Entries shown:
· · · ·
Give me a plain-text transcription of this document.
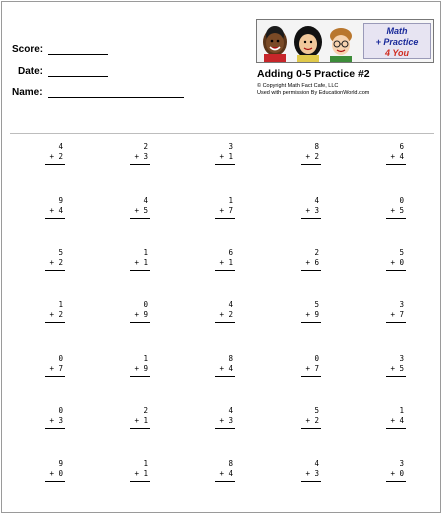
Score:
Date:
Name:
Math
+ Practice
4 You
Adding 0-5 Practice #2
© Copyright Math Fact Cafe, LLC
Used with permission By EducationWorld.com
4
+ 2
2
+ 3
3
+ 1
8
+ 2
6
+ 4
9
+ 4
4
+ 5
1
+ 7
4
+ 3
0
+ 5
5
+ 2
1
+ 1
6
+ 1
2
+ 6
5
+ 0
1
+ 2
0
+ 9
4
+ 2
5
+ 9
3
+ 7
0
+ 7
1
+ 9
8
+ 4
0
+ 7
3
+ 5
0
+ 3
2
+ 1
4
+ 3
5
+ 2
1
+ 4
9
+ 0
1
+ 1
8
+ 4
4
+ 3
3
+ 0
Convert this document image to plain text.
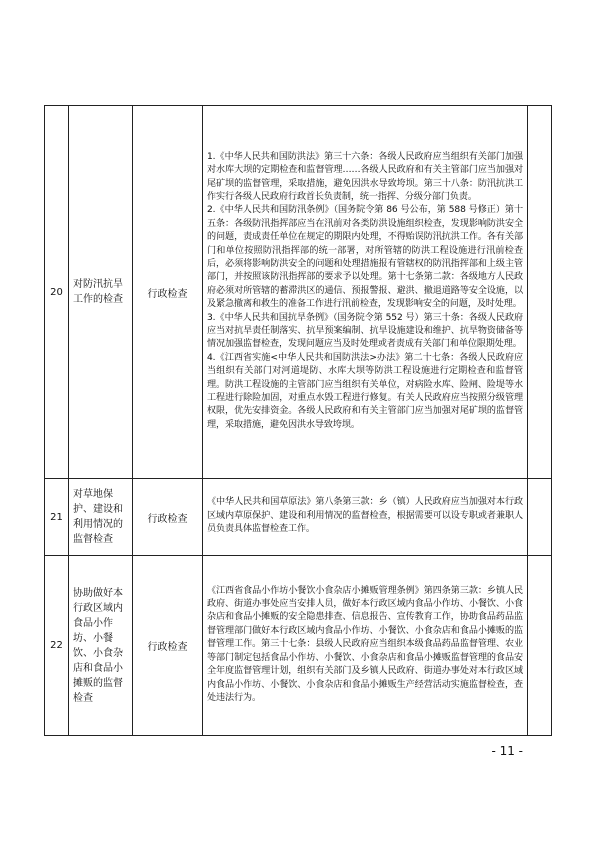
20	对防汛抗旱工作的检查	行政检查	1.《中华人民共和国防洪法》第三十六条：各级人民政府应当组织有关部门加强对水库大坝的定期检查和监督管理……各级人民政府和有关主管部门应当加强对尾矿坝的监督管理，采取措施，避免因洪水导致垮坝。第三十八条：防汛抗洪工作实行各级人民政府行政首长负责制，统一指挥、分级分部门负责。

2.《中华人民共和国防汛条例》（国务院令第 86 号公布，第 588 号修正）第十五条：各级防汛指挥部应当在汛前对各类防洪设施组织检查，发现影响防洪安全的问题，责成责任单位在规定的期限内处理，不得贻误防汛抗洪工作。各有关部门和单位按照防汛指挥部的统一部署，对所管辖的防洪工程设施进行汛前检查后，必须将影响防洪安全的问题和处理措施报有管辖权的防汛指挥部和上级主管部门，并按照该防汛指挥部的要求予以处理。第十七条第二款：各级地方人民政府必须对所管辖的蓄滞洪区的通信、预报警报、避洪、撤退道路等安全设施，以及紧急撤离和救生的准备工作进行汛前检查，发现影响安全的问题，及时处理。

3.《中华人民共和国抗旱条例》（国务院令第 552 号）第三十条：各级人民政府应当对抗旱责任制落实、抗旱预案编制、抗旱设施建设和维护、抗旱物资储备等情况加强监督检查，发现问题应当及时处理或者责成有关部门和单位限期处理。

4.《江西省实施<中华人民共和国防洪法>办法》第二十七条：各级人民政府应当组织有关部门对河道堤防、水库大坝等防洪工程设施进行定期检查和监督管理。防洪工程设施的主管部门应当组织有关单位，对病险水库、险闸、险堤等水工程进行除险加固，对重点水毁工程进行修复。有关人民政府应当按照分级管理权限，优先安排资金。各级人民政府和有关主管部门应当加强对尾矿坝的监督管理，采取措施，避免因洪水导致垮坝。	

21	对草地保护、建设和利用情况的监督检查	行政检查	《中华人民共和国草原法》第八条第三款：乡（镇）人民政府应当加强对本行政区域内草原保护、建设和利用情况的监督检查，根据需要可以设专职或者兼职人员负责具体监督检查工作。	

22	协助做好本行政区域内食品小作坊、小餐饮、小食杂店和食品小摊贩的监督检查	行政检查	《江西省食品小作坊小餐饮小食杂店小摊贩管理条例》第四条第三款：乡镇人民政府、街道办事处应当安排人员，做好本行政区域内食品小作坊、小餐饮、小食杂店和食品小摊贩的安全隐患排查、信息报告、宣传教育工作，协助食品药品监督管理部门做好本行政区域内食品小作坊、小餐饮、小食杂店和食品小摊贩的监督管理工作。第三十七条：县级人民政府应当组织本级食品药品监督管理、农业等部门制定包括食品小作坊、小餐饮、小食杂店和食品小摊贩监督管理的食品安全年度监督管理计划，组织有关部门及乡镇人民政府、街道办事处对本行政区域内食品小作坊、小餐饮、小食杂店和食品小摊贩生产经营活动实施监督检查，查处违法行为。	

- 11 -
· · · ·
Search the data for "text". Copy every matching line.

Finished task:
Give me a plain-text transcription of this document.
Convert this document image to plain text.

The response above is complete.